▸ Your objective:
Leaving the pictures aside, transcribe every line below exactly.

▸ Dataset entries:

##########

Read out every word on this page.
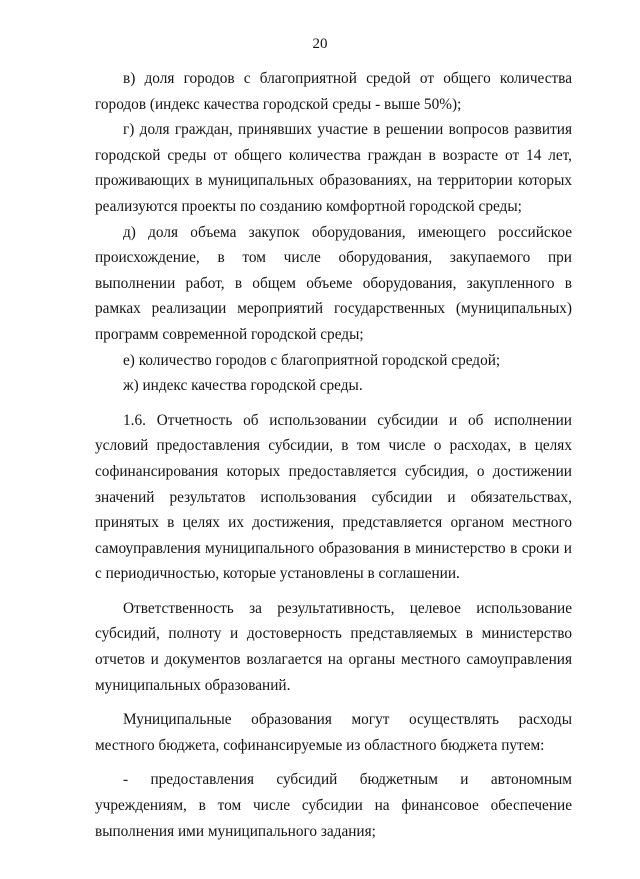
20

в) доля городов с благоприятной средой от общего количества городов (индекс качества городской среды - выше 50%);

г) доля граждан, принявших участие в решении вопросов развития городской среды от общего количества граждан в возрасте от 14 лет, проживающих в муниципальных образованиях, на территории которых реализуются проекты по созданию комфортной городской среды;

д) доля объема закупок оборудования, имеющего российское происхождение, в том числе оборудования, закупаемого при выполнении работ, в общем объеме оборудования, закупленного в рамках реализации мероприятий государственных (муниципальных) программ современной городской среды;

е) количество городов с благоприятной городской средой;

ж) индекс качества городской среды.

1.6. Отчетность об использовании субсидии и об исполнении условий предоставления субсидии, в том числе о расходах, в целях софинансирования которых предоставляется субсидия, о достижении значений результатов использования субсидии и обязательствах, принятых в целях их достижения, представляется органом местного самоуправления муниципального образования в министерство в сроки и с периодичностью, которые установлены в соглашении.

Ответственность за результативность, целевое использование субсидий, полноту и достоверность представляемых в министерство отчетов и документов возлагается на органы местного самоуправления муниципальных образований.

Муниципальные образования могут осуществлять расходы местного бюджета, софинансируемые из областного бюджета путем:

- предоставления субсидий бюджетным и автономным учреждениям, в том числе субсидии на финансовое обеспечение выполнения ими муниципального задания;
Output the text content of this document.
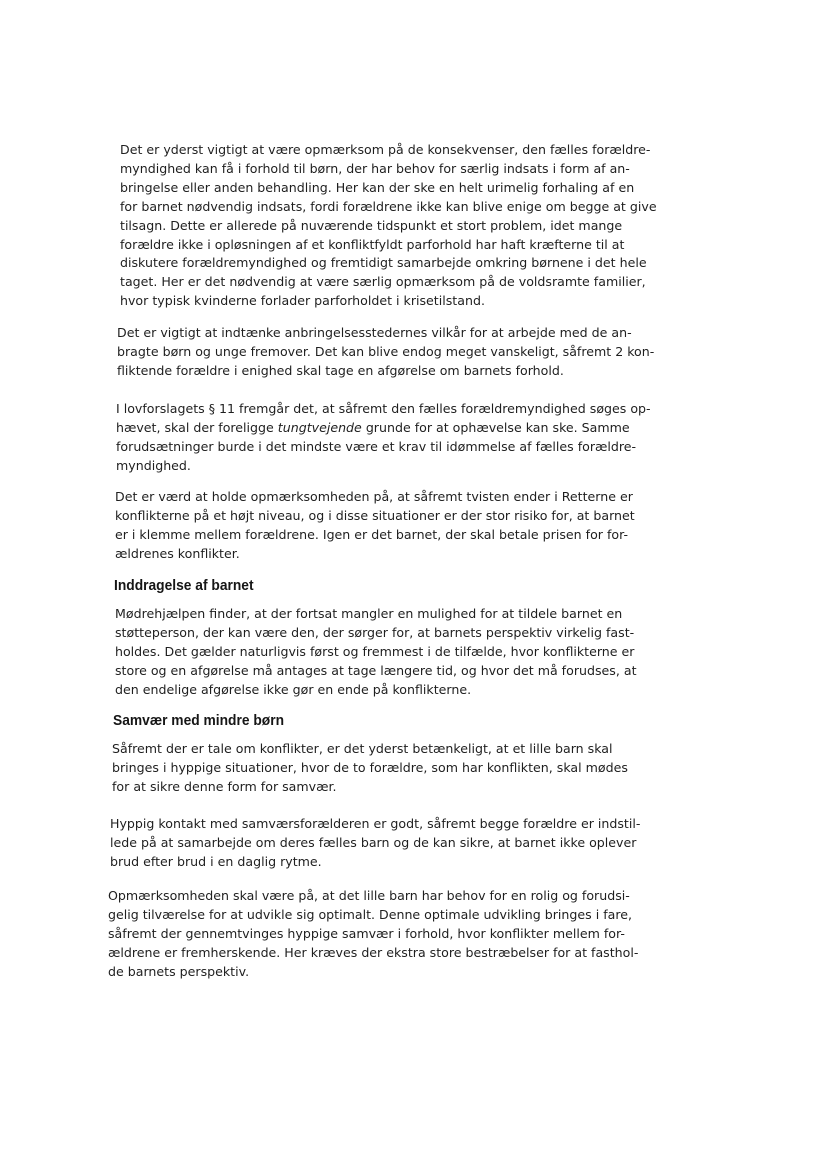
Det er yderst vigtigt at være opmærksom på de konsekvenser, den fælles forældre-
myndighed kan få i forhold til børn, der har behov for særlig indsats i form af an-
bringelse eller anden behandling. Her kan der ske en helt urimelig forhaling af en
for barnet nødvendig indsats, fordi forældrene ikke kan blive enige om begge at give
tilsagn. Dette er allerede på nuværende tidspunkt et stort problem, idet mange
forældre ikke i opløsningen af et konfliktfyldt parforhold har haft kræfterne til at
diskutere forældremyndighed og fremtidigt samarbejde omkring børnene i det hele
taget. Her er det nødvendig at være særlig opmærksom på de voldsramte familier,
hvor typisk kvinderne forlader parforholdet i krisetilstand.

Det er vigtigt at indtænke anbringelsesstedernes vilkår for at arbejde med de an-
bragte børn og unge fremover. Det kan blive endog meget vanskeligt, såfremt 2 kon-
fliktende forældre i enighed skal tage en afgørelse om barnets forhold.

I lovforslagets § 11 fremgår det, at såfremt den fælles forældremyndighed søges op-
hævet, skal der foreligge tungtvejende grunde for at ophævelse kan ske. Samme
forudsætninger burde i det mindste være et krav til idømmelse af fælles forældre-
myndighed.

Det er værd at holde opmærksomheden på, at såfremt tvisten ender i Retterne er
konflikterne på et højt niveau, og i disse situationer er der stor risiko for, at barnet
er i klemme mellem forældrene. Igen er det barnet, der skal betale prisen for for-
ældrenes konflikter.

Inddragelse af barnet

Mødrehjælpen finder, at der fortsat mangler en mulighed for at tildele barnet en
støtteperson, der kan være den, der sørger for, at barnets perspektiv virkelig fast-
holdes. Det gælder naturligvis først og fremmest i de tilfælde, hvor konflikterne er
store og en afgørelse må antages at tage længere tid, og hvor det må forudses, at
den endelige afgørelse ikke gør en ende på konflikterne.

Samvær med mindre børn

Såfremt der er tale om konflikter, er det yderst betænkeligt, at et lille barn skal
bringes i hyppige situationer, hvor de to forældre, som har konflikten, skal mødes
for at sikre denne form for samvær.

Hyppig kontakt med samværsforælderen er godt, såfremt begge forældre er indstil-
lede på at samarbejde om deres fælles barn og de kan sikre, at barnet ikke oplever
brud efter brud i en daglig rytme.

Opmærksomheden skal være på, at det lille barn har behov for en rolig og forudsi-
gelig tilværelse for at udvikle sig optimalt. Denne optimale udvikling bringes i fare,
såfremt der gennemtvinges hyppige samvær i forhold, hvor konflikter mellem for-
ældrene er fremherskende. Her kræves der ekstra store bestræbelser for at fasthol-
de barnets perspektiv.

##########

▸ The completed task:
Read out every word on this page.
20

в) доля городов с благоприятной средой от общего количества городов (индекс качества городской среды - выше 50%);

г) доля граждан, принявших участие в решении вопросов развития городской среды от общего количества граждан в возрасте от 14 лет, проживающих в муниципальных образованиях, на территории которых реализуются проекты по созданию комфортной городской среды;

д) доля объема закупок оборудования, имеющего российское происхождение, в том числе оборудования, закупаемого при выполнении работ, в общем объеме оборудования, закупленного в рамках реализации мероприятий государственных (муниципальных) программ современной городской среды;

е) количество городов с благоприятной городской средой;

ж) индекс качества городской среды.

1.6. Отчетность об использовании субсидии и об исполнении условий предоставления субсидии, в том числе о расходах, в целях софинансирования которых предоставляется субсидия, о достижении значений результатов использования субсидии и обязательствах, принятых в целях их достижения, представляется органом местного самоуправления муниципального образования в министерство в сроки и с периодичностью, которые установлены в соглашении.

Ответственность за результативность, целевое использование субсидий, полноту и достоверность представляемых в министерство отчетов и документов возлагается на органы местного самоуправления муниципальных образований.

Муниципальные образования могут осуществлять расходы местного бюджета, софинансируемые из областного бюджета путем:

- предоставления субсидий бюджетным и автономным учреждениям, в том числе субсидии на финансовое обеспечение выполнения ими муниципального задания;
Output the text content of this document.
Det er yderst vigtigt at være opmærksom på de konsekvenser, den fælles forældre-
myndighed kan få i forhold til børn, der har behov for særlig indsats i form af an-
bringelse eller anden behandling. Her kan der ske en helt urimelig forhaling af en
for barnet nødvendig indsats, fordi forældrene ikke kan blive enige om begge at give
tilsagn. Dette er allerede på nuværende tidspunkt et stort problem, idet mange
forældre ikke i opløsningen af et konfliktfyldt parforhold har haft kræfterne til at
diskutere forældremyndighed og fremtidigt samarbejde omkring børnene i det hele
taget. Her er det nødvendig at være særlig opmærksom på de voldsramte familier,
hvor typisk kvinderne forlader parforholdet i krisetilstand.

Det er vigtigt at indtænke anbringelsesstedernes vilkår for at arbejde med de an-
bragte børn og unge fremover. Det kan blive endog meget vanskeligt, såfremt 2 kon-
fliktende forældre i enighed skal tage en afgørelse om barnets forhold.

I lovforslagets § 11 fremgår det, at såfremt den fælles forældremyndighed søges op-
hævet, skal der foreligge tungtvejende grunde for at ophævelse kan ske. Samme
forudsætninger burde i det mindste være et krav til idømmelse af fælles forældre-
myndighed.

Det er værd at holde opmærksomheden på, at såfremt tvisten ender i Retterne er
konflikterne på et højt niveau, og i disse situationer er der stor risiko for, at barnet
er i klemme mellem forældrene. Igen er det barnet, der skal betale prisen for for-
ældrenes konflikter.

Inddragelse af barnet

Mødrehjælpen finder, at der fortsat mangler en mulighed for at tildele barnet en
støtteperson, der kan være den, der sørger for, at barnets perspektiv virkelig fast-
holdes. Det gælder naturligvis først og fremmest i de tilfælde, hvor konflikterne er
store og en afgørelse må antages at tage længere tid, og hvor det må forudses, at
den endelige afgørelse ikke gør en ende på konflikterne.

Samvær med mindre børn

Såfremt der er tale om konflikter, er det yderst betænkeligt, at et lille barn skal
bringes i hyppige situationer, hvor de to forældre, som har konflikten, skal mødes
for at sikre denne form for samvær.

Hyppig kontakt med samværsforælderen er godt, såfremt begge forældre er indstil-
lede på at samarbejde om deres fælles barn og de kan sikre, at barnet ikke oplever
brud efter brud i en daglig rytme.

Opmærksomheden skal være på, at det lille barn har behov for en rolig og forudsi-
gelig tilværelse for at udvikle sig optimalt. Denne optimale udvikling bringes i fare,
såfremt der gennemtvinges hyppige samvær i forhold, hvor konflikter mellem for-
ældrene er fremherskende. Her kræves der ekstra store bestræbelser for at fasthol-
de barnets perspektiv.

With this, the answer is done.